Data excerpts:
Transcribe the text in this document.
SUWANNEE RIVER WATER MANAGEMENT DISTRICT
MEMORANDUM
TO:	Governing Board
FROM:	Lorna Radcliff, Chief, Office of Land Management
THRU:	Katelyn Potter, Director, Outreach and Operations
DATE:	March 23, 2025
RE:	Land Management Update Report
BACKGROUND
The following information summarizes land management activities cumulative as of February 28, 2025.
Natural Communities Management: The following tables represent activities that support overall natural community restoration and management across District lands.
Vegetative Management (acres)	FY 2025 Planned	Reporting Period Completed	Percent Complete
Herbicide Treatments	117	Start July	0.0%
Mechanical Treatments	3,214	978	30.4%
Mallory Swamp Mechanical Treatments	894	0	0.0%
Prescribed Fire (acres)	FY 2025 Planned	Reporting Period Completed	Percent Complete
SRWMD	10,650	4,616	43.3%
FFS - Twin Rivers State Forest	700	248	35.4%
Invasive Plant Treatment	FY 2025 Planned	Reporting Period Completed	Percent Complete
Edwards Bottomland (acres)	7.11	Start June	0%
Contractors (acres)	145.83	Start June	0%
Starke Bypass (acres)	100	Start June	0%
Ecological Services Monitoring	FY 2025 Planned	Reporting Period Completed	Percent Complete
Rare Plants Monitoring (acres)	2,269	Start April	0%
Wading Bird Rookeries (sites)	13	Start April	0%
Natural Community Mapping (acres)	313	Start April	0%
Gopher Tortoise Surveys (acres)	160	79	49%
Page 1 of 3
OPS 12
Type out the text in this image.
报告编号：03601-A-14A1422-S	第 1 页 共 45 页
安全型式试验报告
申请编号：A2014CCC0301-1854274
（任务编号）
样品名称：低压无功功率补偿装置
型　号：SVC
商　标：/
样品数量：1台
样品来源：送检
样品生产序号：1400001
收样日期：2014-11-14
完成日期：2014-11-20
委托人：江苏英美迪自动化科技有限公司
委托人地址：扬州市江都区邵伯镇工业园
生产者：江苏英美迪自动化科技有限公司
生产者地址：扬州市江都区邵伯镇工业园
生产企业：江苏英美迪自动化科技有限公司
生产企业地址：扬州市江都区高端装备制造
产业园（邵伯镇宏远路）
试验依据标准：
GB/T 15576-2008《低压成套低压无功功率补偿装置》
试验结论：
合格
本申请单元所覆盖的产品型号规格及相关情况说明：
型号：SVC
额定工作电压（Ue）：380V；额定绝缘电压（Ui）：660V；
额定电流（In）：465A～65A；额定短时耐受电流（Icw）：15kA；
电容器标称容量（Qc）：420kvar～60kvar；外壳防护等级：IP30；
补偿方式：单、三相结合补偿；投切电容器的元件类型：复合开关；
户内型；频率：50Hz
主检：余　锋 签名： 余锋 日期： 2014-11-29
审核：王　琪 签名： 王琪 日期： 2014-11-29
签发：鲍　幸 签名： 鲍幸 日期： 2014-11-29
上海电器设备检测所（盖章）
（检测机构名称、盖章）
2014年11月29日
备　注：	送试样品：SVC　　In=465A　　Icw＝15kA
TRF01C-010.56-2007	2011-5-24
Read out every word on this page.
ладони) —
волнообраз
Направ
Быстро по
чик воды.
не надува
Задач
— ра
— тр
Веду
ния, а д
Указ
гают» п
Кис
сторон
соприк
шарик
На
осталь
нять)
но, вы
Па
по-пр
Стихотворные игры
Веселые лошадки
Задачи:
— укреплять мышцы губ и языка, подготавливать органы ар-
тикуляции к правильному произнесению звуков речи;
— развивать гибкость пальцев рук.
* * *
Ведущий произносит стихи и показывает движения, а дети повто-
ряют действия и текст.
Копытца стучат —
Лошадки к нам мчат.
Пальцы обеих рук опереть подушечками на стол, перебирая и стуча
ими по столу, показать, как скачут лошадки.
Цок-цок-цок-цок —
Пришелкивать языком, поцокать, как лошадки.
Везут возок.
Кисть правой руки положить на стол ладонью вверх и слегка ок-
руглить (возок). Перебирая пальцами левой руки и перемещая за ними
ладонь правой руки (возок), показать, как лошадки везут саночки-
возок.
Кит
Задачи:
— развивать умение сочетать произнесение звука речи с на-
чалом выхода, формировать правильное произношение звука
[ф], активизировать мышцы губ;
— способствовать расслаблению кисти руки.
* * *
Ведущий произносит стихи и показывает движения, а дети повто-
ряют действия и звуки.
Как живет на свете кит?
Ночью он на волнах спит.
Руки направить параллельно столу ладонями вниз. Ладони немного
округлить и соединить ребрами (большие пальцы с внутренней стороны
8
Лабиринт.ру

Requirement: Work out how many lines of the listing above include the word "this". Report only the number.

Exercise solution: 3